_Written request_
Could you repeat the records below exactly, leaving out any pictures?

_Provided data_
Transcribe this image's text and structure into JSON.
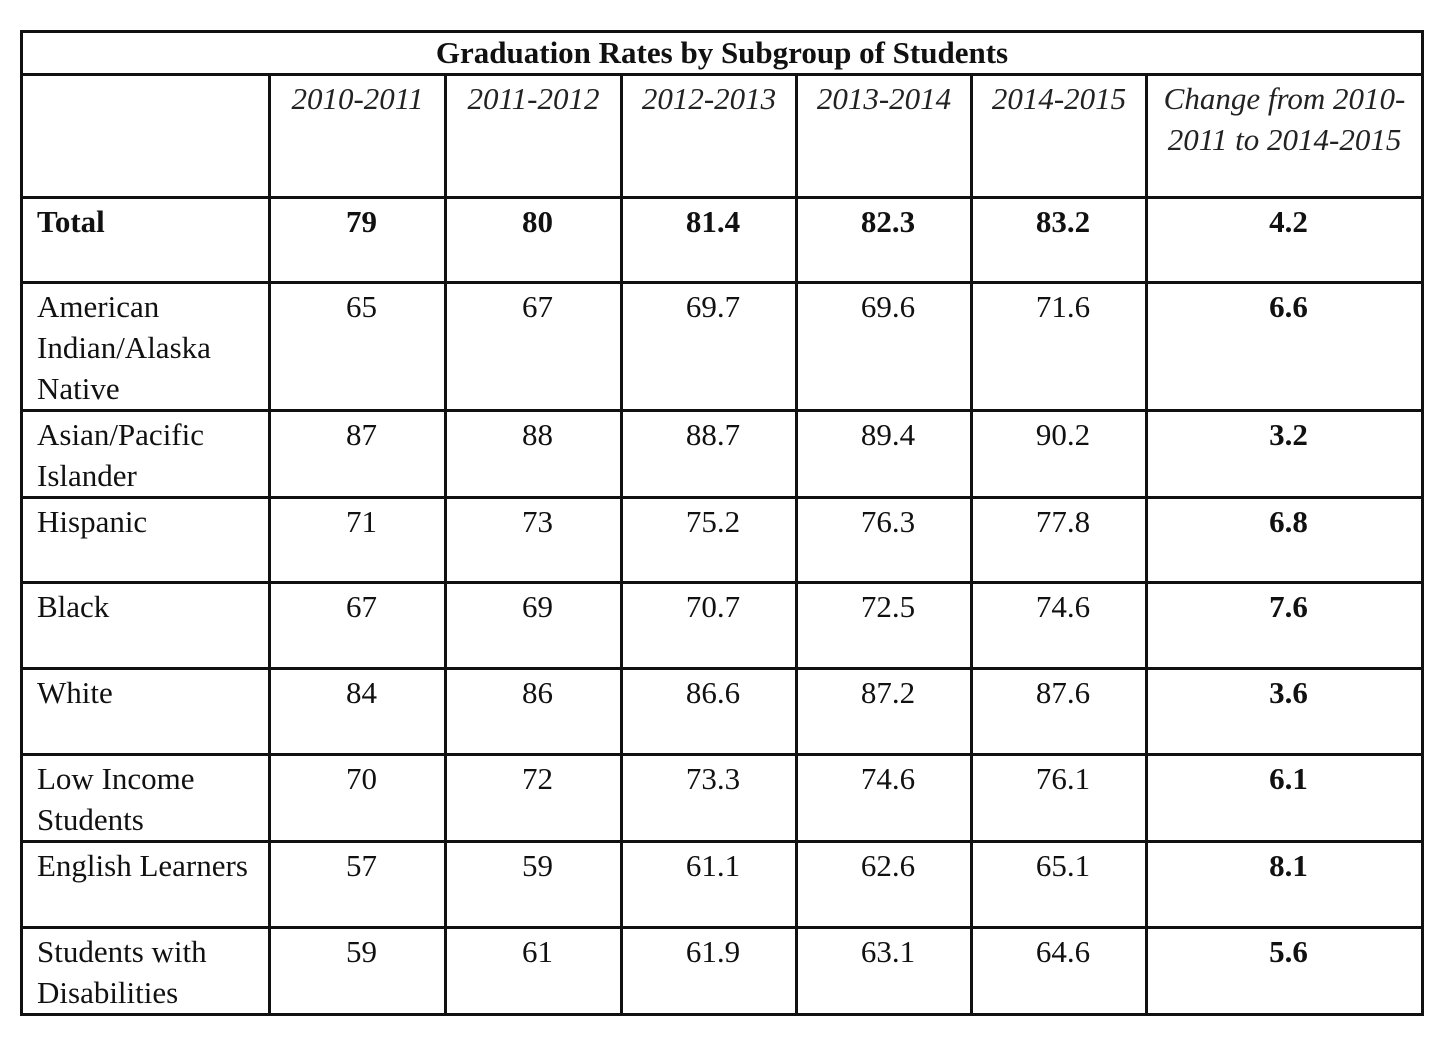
{
  "table": {
    "title": "Graduation Rates by Subgroup of Students",
    "header": [
      "2010-2011",
      "2011-2012",
      "2012-2013",
      "2013-2014",
      "2014-2015",
      "Change from 2010-2011 to 2014-2015"
    ],
    "rows": [
      {
        "label": "Total",
        "values": [
          79,
          80,
          81.4,
          82.3,
          83.2
        ],
        "change": 4.2
      },
      {
        "label": "American Indian/Alaska Native",
        "values": [
          65,
          67,
          69.7,
          69.6,
          71.6
        ],
        "change": 6.6
      },
      {
        "label": "Asian/Pacific Islander",
        "values": [
          87,
          88,
          88.7,
          89.4,
          90.2
        ],
        "change": 3.2
      },
      {
        "label": "Hispanic",
        "values": [
          71,
          73,
          75.2,
          76.3,
          77.8
        ],
        "change": 6.8
      },
      {
        "label": "Black",
        "values": [
          67,
          69,
          70.7,
          72.5,
          74.6
        ],
        "change": 7.6
      },
      {
        "label": "White",
        "values": [
          84,
          86,
          86.6,
          87.2,
          87.6
        ],
        "change": 3.6
      },
      {
        "label": "Low Income Students",
        "values": [
          70,
          72,
          73.3,
          74.6,
          76.1
        ],
        "change": 6.1
      },
      {
        "label": "English Learners",
        "values": [
          57,
          59,
          61.1,
          62.6,
          65.1
        ],
        "change": 8.1
      },
      {
        "label": "Students with Disabilities",
        "values": [
          59,
          61,
          61.9,
          63.1,
          64.6
        ],
        "change": 5.6
      }
    ]
  }
}
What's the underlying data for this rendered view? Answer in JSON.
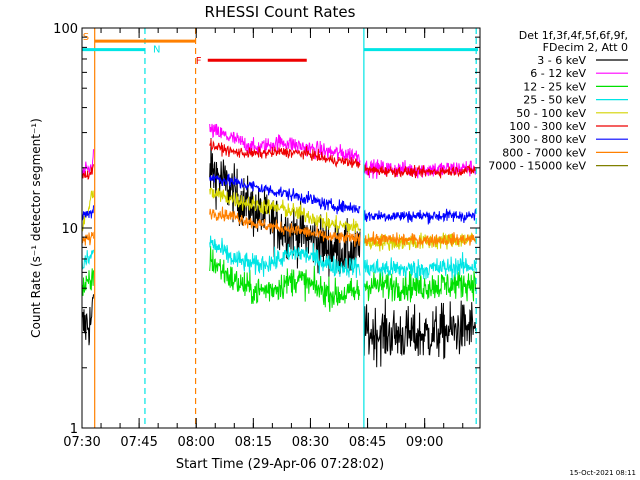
{
  "chart_data": {
    "type": "line",
    "title": "RHESSI Count Rates",
    "xlabel": "Start Time (29-Apr-06 07:28:02)",
    "ylabel": "Count Rate (s⁻¹ detector segment⁻¹)",
    "ylog": true,
    "ylim": [
      1,
      100
    ],
    "xlim_minutes": [
      7.4667,
      112.0
    ],
    "x_ticks": [
      {
        "label": "07:30",
        "t": 7.4667
      },
      {
        "label": "07:45",
        "t": 22.4667
      },
      {
        "label": "08:00",
        "t": 37.4667
      },
      {
        "label": "08:15",
        "t": 52.4667
      },
      {
        "label": "08:30",
        "t": 67.4667
      },
      {
        "label": "08:45",
        "t": 82.4667
      },
      {
        "label": "09:00",
        "t": 97.4667
      }
    ],
    "y_ticks": [
      {
        "label": "1",
        "v": 1
      },
      {
        "label": "10",
        "v": 10
      },
      {
        "label": "100",
        "v": 100
      }
    ],
    "legend_header": [
      "Det 1f,3f,4f,5f,6f,9f,",
      "FDecim 2, Att 0"
    ],
    "legend_placement": "right",
    "series": [
      {
        "name": "3 - 6 keV",
        "color": "#000000"
      },
      {
        "name": "6 - 12 keV",
        "color": "#ff00ff"
      },
      {
        "name": "12 - 25 keV",
        "color": "#00e000"
      },
      {
        "name": "25 - 50 keV",
        "color": "#00e5e5"
      },
      {
        "name": "50 - 100 keV",
        "color": "#d4d400"
      },
      {
        "name": "100 - 300 keV",
        "color": "#ee0000"
      },
      {
        "name": "300 - 800 keV",
        "color": "#0000ff"
      },
      {
        "name": "800 - 7000 keV",
        "color": "#ff8000"
      },
      {
        "name": "7000 - 15000 keV",
        "color": "#808000"
      }
    ],
    "bands": [
      {
        "label": "S",
        "color": "#ff8000",
        "t_start": 10.8,
        "t_end": 37.3,
        "value": 86
      },
      {
        "label": "N",
        "color": "#00e5e5",
        "t_start": 1.0,
        "t_end": 24.0,
        "value": 78
      },
      {
        "label": "",
        "color": "#00e5e5",
        "t_start": 81.5,
        "t_end": 112.0,
        "value": 78
      },
      {
        "label": "F",
        "color": "#ee0000",
        "t_start": 40.5,
        "t_end": 66.5,
        "value": 69
      }
    ],
    "vlines": [
      {
        "t": 10.8,
        "color": "#ff8000",
        "dashed": false
      },
      {
        "t": 37.3,
        "color": "#ff8000",
        "dashed": true
      },
      {
        "t": 24.0,
        "color": "#00e5e5",
        "dashed": true
      },
      {
        "t": 81.5,
        "color": "#00e5e5",
        "dashed": false
      },
      {
        "t": 111.0,
        "color": "#00e5e5",
        "dashed": true
      }
    ]
  },
  "footer": {
    "timestamp": "15-Oct-2021 08:11"
  }
}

_Task output_
Transcribe this image's text and structure into JSON.
{
  "table": {
    "title": "Graduation Rates by Subgroup of Students",
    "header": [
      "2010-2011",
      "2011-2012",
      "2012-2013",
      "2013-2014",
      "2014-2015",
      "Change from 2010-2011 to 2014-2015"
    ],
    "rows": [
      {
        "label": "Total",
        "values": [
          79,
          80,
          81.4,
          82.3,
          83.2
        ],
        "change": 4.2
      },
      {
        "label": "American Indian/Alaska Native",
        "values": [
          65,
          67,
          69.7,
          69.6,
          71.6
        ],
        "change": 6.6
      },
      {
        "label": "Asian/Pacific Islander",
        "values": [
          87,
          88,
          88.7,
          89.4,
          90.2
        ],
        "change": 3.2
      },
      {
        "label": "Hispanic",
        "values": [
          71,
          73,
          75.2,
          76.3,
          77.8
        ],
        "change": 6.8
      },
      {
        "label": "Black",
        "values": [
          67,
          69,
          70.7,
          72.5,
          74.6
        ],
        "change": 7.6
      },
      {
        "label": "White",
        "values": [
          84,
          86,
          86.6,
          87.2,
          87.6
        ],
        "change": 3.6
      },
      {
        "label": "Low Income Students",
        "values": [
          70,
          72,
          73.3,
          74.6,
          76.1
        ],
        "change": 6.1
      },
      {
        "label": "English Learners",
        "values": [
          57,
          59,
          61.1,
          62.6,
          65.1
        ],
        "change": 8.1
      },
      {
        "label": "Students with Disabilities",
        "values": [
          59,
          61,
          61.9,
          63.1,
          64.6
        ],
        "change": 5.6
      }
    ]
  }
}
What's the underlying data for this rendered view? Answer in JSON.
{
  "chart_data": {
    "type": "line",
    "title": "RHESSI Count Rates",
    "xlabel": "Start Time (29-Apr-06 07:28:02)",
    "ylabel": "Count Rate (s⁻¹ detector segment⁻¹)",
    "ylog": true,
    "ylim": [
      1,
      100
    ],
    "xlim_minutes": [
      7.4667,
      112.0
    ],
    "x_ticks": [
      {
        "label": "07:30",
        "t": 7.4667
      },
      {
        "label": "07:45",
        "t": 22.4667
      },
      {
        "label": "08:00",
        "t": 37.4667
      },
      {
        "label": "08:15",
        "t": 52.4667
      },
      {
        "label": "08:30",
        "t": 67.4667
      },
      {
        "label": "08:45",
        "t": 82.4667
      },
      {
        "label": "09:00",
        "t": 97.4667
      }
    ],
    "y_ticks": [
      {
        "label": "1",
        "v": 1
      },
      {
        "label": "10",
        "v": 10
      },
      {
        "label": "100",
        "v": 100
      }
    ],
    "legend_header": [
      "Det 1f,3f,4f,5f,6f,9f,",
      "FDecim 2, Att 0"
    ],
    "legend_placement": "right",
    "series": [
      {
        "name": "3 - 6 keV",
        "color": "#000000"
      },
      {
        "name": "6 - 12 keV",
        "color": "#ff00ff"
      },
      {
        "name": "12 - 25 keV",
        "color": "#00e000"
      },
      {
        "name": "25 - 50 keV",
        "color": "#00e5e5"
      },
      {
        "name": "50 - 100 keV",
        "color": "#d4d400"
      },
      {
        "name": "100 - 300 keV",
        "color": "#ee0000"
      },
      {
        "name": "300 - 800 keV",
        "color": "#0000ff"
      },
      {
        "name": "800 - 7000 keV",
        "color": "#ff8000"
      },
      {
        "name": "7000 - 15000 keV",
        "color": "#808000"
      }
    ],
    "bands": [
      {
        "label": "S",
        "color": "#ff8000",
        "t_start": 10.8,
        "t_end": 37.3,
        "value": 86
      },
      {
        "label": "N",
        "color": "#00e5e5",
        "t_start": 1.0,
        "t_end": 24.0,
        "value": 78
      },
      {
        "label": "",
        "color": "#00e5e5",
        "t_start": 81.5,
        "t_end": 112.0,
        "value": 78
      },
      {
        "label": "F",
        "color": "#ee0000",
        "t_start": 40.5,
        "t_end": 66.5,
        "value": 69
      }
    ],
    "vlines": [
      {
        "t": 10.8,
        "color": "#ff8000",
        "dashed": false
      },
      {
        "t": 37.3,
        "color": "#ff8000",
        "dashed": true
      },
      {
        "t": 24.0,
        "color": "#00e5e5",
        "dashed": true
      },
      {
        "t": 81.5,
        "color": "#00e5e5",
        "dashed": false
      },
      {
        "t": 111.0,
        "color": "#00e5e5",
        "dashed": true
      }
    ]
  },
  "footer": {
    "timestamp": "15-Oct-2021 08:11"
  }
}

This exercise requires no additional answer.